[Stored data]
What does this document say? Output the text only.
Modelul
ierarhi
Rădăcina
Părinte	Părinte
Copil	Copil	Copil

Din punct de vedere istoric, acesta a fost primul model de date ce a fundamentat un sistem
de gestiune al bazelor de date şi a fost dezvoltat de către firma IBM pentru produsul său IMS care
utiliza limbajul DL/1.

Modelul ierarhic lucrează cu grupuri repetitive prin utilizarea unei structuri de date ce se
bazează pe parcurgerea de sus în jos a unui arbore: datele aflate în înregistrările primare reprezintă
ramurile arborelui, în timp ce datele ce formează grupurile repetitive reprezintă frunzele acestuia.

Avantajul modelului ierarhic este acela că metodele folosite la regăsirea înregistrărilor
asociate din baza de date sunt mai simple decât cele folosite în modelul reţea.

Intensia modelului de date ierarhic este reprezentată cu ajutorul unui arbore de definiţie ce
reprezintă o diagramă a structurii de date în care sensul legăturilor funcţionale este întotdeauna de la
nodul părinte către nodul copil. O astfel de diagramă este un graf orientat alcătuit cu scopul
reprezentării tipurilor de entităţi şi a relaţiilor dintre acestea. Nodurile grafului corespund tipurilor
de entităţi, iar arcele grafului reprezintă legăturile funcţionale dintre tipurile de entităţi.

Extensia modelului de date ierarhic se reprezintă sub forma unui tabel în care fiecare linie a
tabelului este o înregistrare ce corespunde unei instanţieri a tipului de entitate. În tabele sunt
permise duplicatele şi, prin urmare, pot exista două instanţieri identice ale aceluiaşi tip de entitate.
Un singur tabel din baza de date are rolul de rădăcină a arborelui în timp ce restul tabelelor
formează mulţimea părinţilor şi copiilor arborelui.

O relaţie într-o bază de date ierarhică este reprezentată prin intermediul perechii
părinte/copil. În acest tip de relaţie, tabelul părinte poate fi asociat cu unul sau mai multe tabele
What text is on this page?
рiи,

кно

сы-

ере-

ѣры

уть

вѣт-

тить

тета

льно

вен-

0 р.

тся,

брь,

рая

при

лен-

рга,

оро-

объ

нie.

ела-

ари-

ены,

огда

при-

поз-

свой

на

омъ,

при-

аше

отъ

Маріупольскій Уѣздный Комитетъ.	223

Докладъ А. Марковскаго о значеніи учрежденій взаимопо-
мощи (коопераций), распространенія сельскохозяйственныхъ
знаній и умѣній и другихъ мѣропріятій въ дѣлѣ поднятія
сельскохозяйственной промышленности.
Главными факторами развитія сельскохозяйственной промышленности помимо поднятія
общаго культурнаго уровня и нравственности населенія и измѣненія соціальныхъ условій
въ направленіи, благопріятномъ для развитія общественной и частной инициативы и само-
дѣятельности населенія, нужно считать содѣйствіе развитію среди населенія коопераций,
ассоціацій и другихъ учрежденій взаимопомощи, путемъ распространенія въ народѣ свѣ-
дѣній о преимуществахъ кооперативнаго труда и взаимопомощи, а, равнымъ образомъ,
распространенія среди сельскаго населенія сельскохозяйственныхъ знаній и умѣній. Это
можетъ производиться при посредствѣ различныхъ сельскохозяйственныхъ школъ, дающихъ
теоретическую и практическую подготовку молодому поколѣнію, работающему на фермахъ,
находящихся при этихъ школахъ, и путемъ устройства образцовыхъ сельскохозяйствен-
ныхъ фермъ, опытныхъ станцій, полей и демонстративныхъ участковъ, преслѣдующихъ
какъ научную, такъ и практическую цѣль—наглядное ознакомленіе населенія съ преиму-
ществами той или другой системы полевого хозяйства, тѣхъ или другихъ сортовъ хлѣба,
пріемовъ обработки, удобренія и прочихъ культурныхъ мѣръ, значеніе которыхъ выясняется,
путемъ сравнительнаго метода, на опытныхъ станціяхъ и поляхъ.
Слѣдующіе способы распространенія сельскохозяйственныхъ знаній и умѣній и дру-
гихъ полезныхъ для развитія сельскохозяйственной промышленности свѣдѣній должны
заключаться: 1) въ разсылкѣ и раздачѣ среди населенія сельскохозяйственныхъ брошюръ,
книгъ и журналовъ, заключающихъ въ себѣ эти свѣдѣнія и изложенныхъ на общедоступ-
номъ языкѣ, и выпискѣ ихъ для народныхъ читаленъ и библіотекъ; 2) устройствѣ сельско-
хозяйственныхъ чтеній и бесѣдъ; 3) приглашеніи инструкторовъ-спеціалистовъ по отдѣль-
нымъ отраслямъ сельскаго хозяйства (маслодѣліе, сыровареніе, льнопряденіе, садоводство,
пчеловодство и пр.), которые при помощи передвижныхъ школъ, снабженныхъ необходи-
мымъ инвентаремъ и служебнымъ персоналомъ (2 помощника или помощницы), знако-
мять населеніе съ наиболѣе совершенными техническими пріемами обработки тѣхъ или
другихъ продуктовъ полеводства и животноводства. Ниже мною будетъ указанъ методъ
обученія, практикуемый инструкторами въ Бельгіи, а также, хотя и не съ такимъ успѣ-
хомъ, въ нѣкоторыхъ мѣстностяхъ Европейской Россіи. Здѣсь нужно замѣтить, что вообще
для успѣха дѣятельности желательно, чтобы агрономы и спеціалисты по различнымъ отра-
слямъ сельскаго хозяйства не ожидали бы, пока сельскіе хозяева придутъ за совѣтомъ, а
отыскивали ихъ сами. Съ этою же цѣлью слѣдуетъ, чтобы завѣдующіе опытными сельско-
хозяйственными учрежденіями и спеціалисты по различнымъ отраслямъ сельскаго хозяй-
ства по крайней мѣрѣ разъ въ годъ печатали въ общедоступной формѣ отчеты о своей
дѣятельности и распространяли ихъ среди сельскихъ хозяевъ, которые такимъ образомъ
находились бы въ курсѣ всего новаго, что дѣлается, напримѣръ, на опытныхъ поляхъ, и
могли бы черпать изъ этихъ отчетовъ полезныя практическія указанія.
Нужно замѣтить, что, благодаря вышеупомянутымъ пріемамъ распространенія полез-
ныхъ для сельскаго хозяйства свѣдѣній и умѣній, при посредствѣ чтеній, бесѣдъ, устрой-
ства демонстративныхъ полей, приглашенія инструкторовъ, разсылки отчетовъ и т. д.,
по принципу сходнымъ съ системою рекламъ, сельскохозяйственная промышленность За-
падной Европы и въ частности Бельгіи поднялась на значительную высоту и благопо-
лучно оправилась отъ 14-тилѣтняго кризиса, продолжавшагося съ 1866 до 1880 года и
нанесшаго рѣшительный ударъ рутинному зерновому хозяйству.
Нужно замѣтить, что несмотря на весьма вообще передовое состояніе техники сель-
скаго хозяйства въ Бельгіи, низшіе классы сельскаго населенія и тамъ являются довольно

Problem statement :: Each line of the material above needs to be quoted exactly, please.

Answer for this exercise ::
What does this document say? Output the text only.
Modelul
ierarhi
Rădăcina
Părinte	Părinte
Copil	Copil	Copil

Din punct de vedere istoric, acesta a fost primul model de date ce a fundamentat un sistem
de gestiune al bazelor de date şi a fost dezvoltat de către firma IBM pentru produsul său IMS care
utiliza limbajul DL/1.

Modelul ierarhic lucrează cu grupuri repetitive prin utilizarea unei structuri de date ce se
bazează pe parcurgerea de sus în jos a unui arbore: datele aflate în înregistrările primare reprezintă
ramurile arborelui, în timp ce datele ce formează grupurile repetitive reprezintă frunzele acestuia.

Avantajul modelului ierarhic este acela că metodele folosite la regăsirea înregistrărilor
asociate din baza de date sunt mai simple decât cele folosite în modelul reţea.

Intensia modelului de date ierarhic este reprezentată cu ajutorul unui arbore de definiţie ce
reprezintă o diagramă a structurii de date în care sensul legăturilor funcţionale este întotdeauna de la
nodul părinte către nodul copil. O astfel de diagramă este un graf orientat alcătuit cu scopul
reprezentării tipurilor de entităţi şi a relaţiilor dintre acestea. Nodurile grafului corespund tipurilor
de entităţi, iar arcele grafului reprezintă legăturile funcţionale dintre tipurile de entităţi.

Extensia modelului de date ierarhic se reprezintă sub forma unui tabel în care fiecare linie a
tabelului este o înregistrare ce corespunde unei instanţieri a tipului de entitate. În tabele sunt
permise duplicatele şi, prin urmare, pot exista două instanţieri identice ale aceluiaşi tip de entitate.
Un singur tabel din baza de date are rolul de rădăcină a arborelui în timp ce restul tabelelor
formează mulţimea părinţilor şi copiilor arborelui.

O relaţie într-o bază de date ierarhică este reprezentată prin intermediul perechii
părinte/copil. În acest tip de relaţie, tabelul părinte poate fi asociat cu unul sau mai multe tabele
What text is on this page?
рiи,

кно

сы-

ере-

ѣры

уть

вѣт-

тить

тета

льно

вен-

0 р.

тся,

брь,

рая

при

лен-

рга,

оро-

объ

нie.

ела-

ари-

ены,

огда

при-

поз-

свой

на

омъ,

при-

аше

отъ

Маріупольскій Уѣздный Комитетъ.	223

Докладъ А. Марковскаго о значеніи учрежденій взаимопо-
мощи (коопераций), распространенія сельскохозяйственныхъ
знаній и умѣній и другихъ мѣропріятій въ дѣлѣ поднятія
сельскохозяйственной промышленности.
Главными факторами развитія сельскохозяйственной промышленности помимо поднятія
общаго культурнаго уровня и нравственности населенія и измѣненія соціальныхъ условій
въ направленіи, благопріятномъ для развитія общественной и частной инициативы и само-
дѣятельности населенія, нужно считать содѣйствіе развитію среди населенія коопераций,
ассоціацій и другихъ учрежденій взаимопомощи, путемъ распространенія въ народѣ свѣ-
дѣній о преимуществахъ кооперативнаго труда и взаимопомощи, а, равнымъ образомъ,
распространенія среди сельскаго населенія сельскохозяйственныхъ знаній и умѣній. Это
можетъ производиться при посредствѣ различныхъ сельскохозяйственныхъ школъ, дающихъ
теоретическую и практическую подготовку молодому поколѣнію, работающему на фермахъ,
находящихся при этихъ школахъ, и путемъ устройства образцовыхъ сельскохозяйствен-
ныхъ фермъ, опытныхъ станцій, полей и демонстративныхъ участковъ, преслѣдующихъ
какъ научную, такъ и практическую цѣль—наглядное ознакомленіе населенія съ преиму-
ществами той или другой системы полевого хозяйства, тѣхъ или другихъ сортовъ хлѣба,
пріемовъ обработки, удобренія и прочихъ культурныхъ мѣръ, значеніе которыхъ выясняется,
путемъ сравнительнаго метода, на опытныхъ станціяхъ и поляхъ.
Слѣдующіе способы распространенія сельскохозяйственныхъ знаній и умѣній и дру-
гихъ полезныхъ для развитія сельскохозяйственной промышленности свѣдѣній должны
заключаться: 1) въ разсылкѣ и раздачѣ среди населенія сельскохозяйственныхъ брошюръ,
книгъ и журналовъ, заключающихъ въ себѣ эти свѣдѣнія и изложенныхъ на общедоступ-
номъ языкѣ, и выпискѣ ихъ для народныхъ читаленъ и библіотекъ; 2) устройствѣ сельско-
хозяйственныхъ чтеній и бесѣдъ; 3) приглашеніи инструкторовъ-спеціалистовъ по отдѣль-
нымъ отраслямъ сельскаго хозяйства (маслодѣліе, сыровареніе, льнопряденіе, садоводство,
пчеловодство и пр.), которые при помощи передвижныхъ школъ, снабженныхъ необходи-
мымъ инвентаремъ и служебнымъ персоналомъ (2 помощника или помощницы), знако-
мять населеніе съ наиболѣе совершенными техническими пріемами обработки тѣхъ или
другихъ продуктовъ полеводства и животноводства. Ниже мною будетъ указанъ методъ
обученія, практикуемый инструкторами въ Бельгіи, а также, хотя и не съ такимъ успѣ-
хомъ, въ нѣкоторыхъ мѣстностяхъ Европейской Россіи. Здѣсь нужно замѣтить, что вообще
для успѣха дѣятельности желательно, чтобы агрономы и спеціалисты по различнымъ отра-
слямъ сельскаго хозяйства не ожидали бы, пока сельскіе хозяева придутъ за совѣтомъ, а
отыскивали ихъ сами. Съ этою же цѣлью слѣдуетъ, чтобы завѣдующіе опытными сельско-
хозяйственными учрежденіями и спеціалисты по различнымъ отраслямъ сельскаго хозяй-
ства по крайней мѣрѣ разъ въ годъ печатали въ общедоступной формѣ отчеты о своей
дѣятельности и распространяли ихъ среди сельскихъ хозяевъ, которые такимъ образомъ
находились бы въ курсѣ всего новаго, что дѣлается, напримѣръ, на опытныхъ поляхъ, и
могли бы черпать изъ этихъ отчетовъ полезныя практическія указанія.
Нужно замѣтить, что, благодаря вышеупомянутымъ пріемамъ распространенія полез-
ныхъ для сельскаго хозяйства свѣдѣній и умѣній, при посредствѣ чтеній, бесѣдъ, устрой-
ства демонстративныхъ полей, приглашенія инструкторовъ, разсылки отчетовъ и т. д.,
по принципу сходнымъ съ системою рекламъ, сельскохозяйственная промышленность За-
падной Европы и въ частности Бельгіи поднялась на значительную высоту и благопо-
лучно оправилась отъ 14-тилѣтняго кризиса, продолжавшагося съ 1866 до 1880 года и
нанесшаго рѣшительный ударъ рутинному зерновому хозяйству.
Нужно замѣтить, что несмотря на весьма вообще передовое состояніе техники сель-
скаго хозяйства въ Бельгіи, низшіе классы сельскаго населенія и тамъ являются довольно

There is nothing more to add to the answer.